* START Material supplied *

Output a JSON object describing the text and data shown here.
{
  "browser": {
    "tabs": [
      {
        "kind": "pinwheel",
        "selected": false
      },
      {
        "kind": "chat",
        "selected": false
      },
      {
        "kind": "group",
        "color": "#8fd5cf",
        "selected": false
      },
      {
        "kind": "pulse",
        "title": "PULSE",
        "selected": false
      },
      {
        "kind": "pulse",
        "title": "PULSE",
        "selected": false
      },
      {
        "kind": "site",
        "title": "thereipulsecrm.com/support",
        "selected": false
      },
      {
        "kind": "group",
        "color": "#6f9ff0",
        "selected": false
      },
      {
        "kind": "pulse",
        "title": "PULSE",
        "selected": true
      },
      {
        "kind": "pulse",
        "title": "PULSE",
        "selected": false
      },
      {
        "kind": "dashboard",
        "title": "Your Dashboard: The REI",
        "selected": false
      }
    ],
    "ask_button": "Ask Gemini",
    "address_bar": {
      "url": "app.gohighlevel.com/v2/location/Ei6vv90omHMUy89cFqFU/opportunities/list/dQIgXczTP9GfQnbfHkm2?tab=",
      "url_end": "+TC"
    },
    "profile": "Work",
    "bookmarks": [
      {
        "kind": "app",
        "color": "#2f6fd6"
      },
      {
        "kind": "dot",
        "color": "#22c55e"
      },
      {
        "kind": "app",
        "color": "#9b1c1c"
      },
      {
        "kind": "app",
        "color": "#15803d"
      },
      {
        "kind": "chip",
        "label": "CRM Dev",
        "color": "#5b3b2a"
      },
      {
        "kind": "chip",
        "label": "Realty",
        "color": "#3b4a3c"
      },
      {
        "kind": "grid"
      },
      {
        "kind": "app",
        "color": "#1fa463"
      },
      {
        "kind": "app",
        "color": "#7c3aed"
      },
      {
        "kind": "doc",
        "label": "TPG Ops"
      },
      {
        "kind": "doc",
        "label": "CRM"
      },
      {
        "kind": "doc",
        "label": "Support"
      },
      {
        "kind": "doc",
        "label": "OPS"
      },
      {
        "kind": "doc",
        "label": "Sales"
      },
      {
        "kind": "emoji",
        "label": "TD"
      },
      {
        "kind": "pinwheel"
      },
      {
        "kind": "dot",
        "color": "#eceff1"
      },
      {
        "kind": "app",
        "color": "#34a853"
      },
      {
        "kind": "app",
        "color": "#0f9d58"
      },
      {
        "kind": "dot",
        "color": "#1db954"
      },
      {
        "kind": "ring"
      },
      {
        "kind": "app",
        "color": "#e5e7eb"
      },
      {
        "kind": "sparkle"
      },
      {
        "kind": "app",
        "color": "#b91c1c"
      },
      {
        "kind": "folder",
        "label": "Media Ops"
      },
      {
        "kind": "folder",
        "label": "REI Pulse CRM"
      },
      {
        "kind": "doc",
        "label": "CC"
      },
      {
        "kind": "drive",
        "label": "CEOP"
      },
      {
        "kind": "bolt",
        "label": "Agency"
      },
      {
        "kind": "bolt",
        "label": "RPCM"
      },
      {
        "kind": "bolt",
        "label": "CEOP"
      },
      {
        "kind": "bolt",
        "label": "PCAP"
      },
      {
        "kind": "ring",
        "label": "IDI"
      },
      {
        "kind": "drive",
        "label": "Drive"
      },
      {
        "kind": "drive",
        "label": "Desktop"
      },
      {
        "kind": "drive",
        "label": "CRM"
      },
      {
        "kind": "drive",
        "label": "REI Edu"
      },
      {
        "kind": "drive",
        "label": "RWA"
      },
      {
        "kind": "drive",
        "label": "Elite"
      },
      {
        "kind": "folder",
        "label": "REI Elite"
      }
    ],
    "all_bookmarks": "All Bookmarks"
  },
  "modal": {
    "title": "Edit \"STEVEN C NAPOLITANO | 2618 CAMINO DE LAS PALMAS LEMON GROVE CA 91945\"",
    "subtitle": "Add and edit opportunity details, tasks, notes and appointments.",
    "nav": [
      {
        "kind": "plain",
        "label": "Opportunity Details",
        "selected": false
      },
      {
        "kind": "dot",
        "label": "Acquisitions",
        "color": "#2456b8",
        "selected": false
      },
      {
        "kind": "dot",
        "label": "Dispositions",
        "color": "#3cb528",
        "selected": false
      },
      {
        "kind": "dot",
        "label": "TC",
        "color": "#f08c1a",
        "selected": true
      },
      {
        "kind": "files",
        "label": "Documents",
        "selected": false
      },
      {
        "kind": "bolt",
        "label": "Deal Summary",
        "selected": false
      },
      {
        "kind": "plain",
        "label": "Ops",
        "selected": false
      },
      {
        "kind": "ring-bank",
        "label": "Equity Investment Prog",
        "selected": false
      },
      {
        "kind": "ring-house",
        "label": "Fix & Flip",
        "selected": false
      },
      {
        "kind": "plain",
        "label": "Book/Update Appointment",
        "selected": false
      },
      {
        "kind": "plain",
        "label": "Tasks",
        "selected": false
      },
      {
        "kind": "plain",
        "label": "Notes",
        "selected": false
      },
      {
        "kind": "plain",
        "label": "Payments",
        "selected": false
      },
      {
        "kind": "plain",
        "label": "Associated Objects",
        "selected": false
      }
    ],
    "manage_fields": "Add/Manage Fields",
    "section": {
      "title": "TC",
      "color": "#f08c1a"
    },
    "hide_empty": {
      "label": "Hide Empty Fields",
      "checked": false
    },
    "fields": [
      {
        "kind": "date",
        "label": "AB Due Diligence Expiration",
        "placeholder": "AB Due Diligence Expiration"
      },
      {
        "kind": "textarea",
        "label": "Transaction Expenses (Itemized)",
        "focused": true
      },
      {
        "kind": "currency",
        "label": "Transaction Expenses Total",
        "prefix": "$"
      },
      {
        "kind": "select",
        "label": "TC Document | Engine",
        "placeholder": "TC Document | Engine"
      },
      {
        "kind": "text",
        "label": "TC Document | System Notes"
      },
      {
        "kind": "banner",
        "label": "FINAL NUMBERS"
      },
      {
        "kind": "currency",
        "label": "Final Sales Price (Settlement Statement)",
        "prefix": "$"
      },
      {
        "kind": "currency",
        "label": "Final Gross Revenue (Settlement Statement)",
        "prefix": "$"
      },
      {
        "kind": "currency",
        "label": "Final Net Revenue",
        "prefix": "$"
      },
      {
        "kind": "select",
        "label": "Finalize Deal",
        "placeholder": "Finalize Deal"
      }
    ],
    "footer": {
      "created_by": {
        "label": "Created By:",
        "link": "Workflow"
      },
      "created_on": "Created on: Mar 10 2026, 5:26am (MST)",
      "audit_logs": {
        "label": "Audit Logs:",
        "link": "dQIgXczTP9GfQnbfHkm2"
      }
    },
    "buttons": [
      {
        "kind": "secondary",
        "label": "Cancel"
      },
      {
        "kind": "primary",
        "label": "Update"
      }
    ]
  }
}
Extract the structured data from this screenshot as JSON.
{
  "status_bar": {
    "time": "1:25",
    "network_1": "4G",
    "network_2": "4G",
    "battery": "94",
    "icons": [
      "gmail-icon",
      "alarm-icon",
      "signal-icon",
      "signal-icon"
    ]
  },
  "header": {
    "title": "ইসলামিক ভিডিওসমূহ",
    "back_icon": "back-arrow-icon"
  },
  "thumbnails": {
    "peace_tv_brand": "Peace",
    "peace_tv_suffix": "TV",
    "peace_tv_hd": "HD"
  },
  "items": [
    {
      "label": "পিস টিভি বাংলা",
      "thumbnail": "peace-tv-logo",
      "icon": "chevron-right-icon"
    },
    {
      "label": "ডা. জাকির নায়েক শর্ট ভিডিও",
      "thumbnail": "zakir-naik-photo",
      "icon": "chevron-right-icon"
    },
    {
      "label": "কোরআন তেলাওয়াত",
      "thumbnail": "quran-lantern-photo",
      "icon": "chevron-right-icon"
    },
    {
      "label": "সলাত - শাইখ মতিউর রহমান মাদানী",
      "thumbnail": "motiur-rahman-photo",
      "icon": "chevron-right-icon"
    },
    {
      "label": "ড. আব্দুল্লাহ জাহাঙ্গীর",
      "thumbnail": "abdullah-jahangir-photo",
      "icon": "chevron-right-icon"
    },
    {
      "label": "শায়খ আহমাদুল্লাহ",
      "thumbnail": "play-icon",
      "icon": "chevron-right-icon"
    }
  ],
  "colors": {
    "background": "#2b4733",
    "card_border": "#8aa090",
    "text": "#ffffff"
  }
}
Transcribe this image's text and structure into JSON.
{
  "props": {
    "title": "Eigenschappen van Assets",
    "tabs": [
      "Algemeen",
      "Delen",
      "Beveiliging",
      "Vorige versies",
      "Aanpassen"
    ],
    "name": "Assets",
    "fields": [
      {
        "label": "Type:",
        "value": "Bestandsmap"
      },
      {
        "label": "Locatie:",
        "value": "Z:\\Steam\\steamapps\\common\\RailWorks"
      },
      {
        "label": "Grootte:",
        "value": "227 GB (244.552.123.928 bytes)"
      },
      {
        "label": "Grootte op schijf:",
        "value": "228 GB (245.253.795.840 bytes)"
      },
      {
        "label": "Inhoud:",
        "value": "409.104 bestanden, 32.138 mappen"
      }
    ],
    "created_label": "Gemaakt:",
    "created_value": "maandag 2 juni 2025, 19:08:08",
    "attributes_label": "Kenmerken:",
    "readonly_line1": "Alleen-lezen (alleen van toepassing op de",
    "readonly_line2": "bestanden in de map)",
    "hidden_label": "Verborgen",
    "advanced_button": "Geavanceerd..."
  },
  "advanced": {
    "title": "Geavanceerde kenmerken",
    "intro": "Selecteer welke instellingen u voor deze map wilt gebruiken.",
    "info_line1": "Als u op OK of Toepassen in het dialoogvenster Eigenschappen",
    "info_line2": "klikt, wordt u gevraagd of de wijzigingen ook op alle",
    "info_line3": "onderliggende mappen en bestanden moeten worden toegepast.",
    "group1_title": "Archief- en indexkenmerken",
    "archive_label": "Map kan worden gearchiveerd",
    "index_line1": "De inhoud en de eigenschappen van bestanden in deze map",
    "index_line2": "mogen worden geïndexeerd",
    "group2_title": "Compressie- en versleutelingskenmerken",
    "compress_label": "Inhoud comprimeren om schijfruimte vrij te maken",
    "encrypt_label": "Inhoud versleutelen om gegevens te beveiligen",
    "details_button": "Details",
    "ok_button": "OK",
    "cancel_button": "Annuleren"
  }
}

* END Material supplied *

Goal.
Output the line containing "Transcribe this image's" and all lines after it to the end of the records, exactly as given.

Complete response.
Transcribe this image's text and structure into JSON.
{
  "props": {
    "title": "Eigenschappen van Assets",
    "tabs": [
      "Algemeen",
      "Delen",
      "Beveiliging",
      "Vorige versies",
      "Aanpassen"
    ],
    "name": "Assets",
    "fields": [
      {
        "label": "Type:",
        "value": "Bestandsmap"
      },
      {
        "label": "Locatie:",
        "value": "Z:\\Steam\\steamapps\\common\\RailWorks"
      },
      {
        "label": "Grootte:",
        "value": "227 GB (244.552.123.928 bytes)"
      },
      {
        "label": "Grootte op schijf:",
        "value": "228 GB (245.253.795.840 bytes)"
      },
      {
        "label": "Inhoud:",
        "value": "409.104 bestanden, 32.138 mappen"
      }
    ],
    "created_label": "Gemaakt:",
    "created_value": "maandag 2 juni 2025, 19:08:08",
    "attributes_label": "Kenmerken:",
    "readonly_line1": "Alleen-lezen (alleen van toepassing op de",
    "readonly_line2": "bestanden in de map)",
    "hidden_label": "Verborgen",
    "advanced_button": "Geavanceerd..."
  },
  "advanced": {
    "title": "Geavanceerde kenmerken",
    "intro": "Selecteer welke instellingen u voor deze map wilt gebruiken.",
    "info_line1": "Als u op OK of Toepassen in het dialoogvenster Eigenschappen",
    "info_line2": "klikt, wordt u gevraagd of de wijzigingen ook op alle",
    "info_line3": "onderliggende mappen en bestanden moeten worden toegepast.",
    "group1_title": "Archief- en indexkenmerken",
    "archive_label": "Map kan worden gearchiveerd",
    "index_line1": "De inhoud en de eigenschappen van bestanden in deze map",
    "index_line2": "mogen worden geïndexeerd",
    "group2_title": "Compressie- en versleutelingskenmerken",
    "compress_label": "Inhoud comprimeren om schijfruimte vrij te maken",
    "encrypt_label": "Inhoud versleutelen om gegevens te beveiligen",
    "details_button": "Details",
    "ok_button": "OK",
    "cancel_button": "Annuleren"
  }
}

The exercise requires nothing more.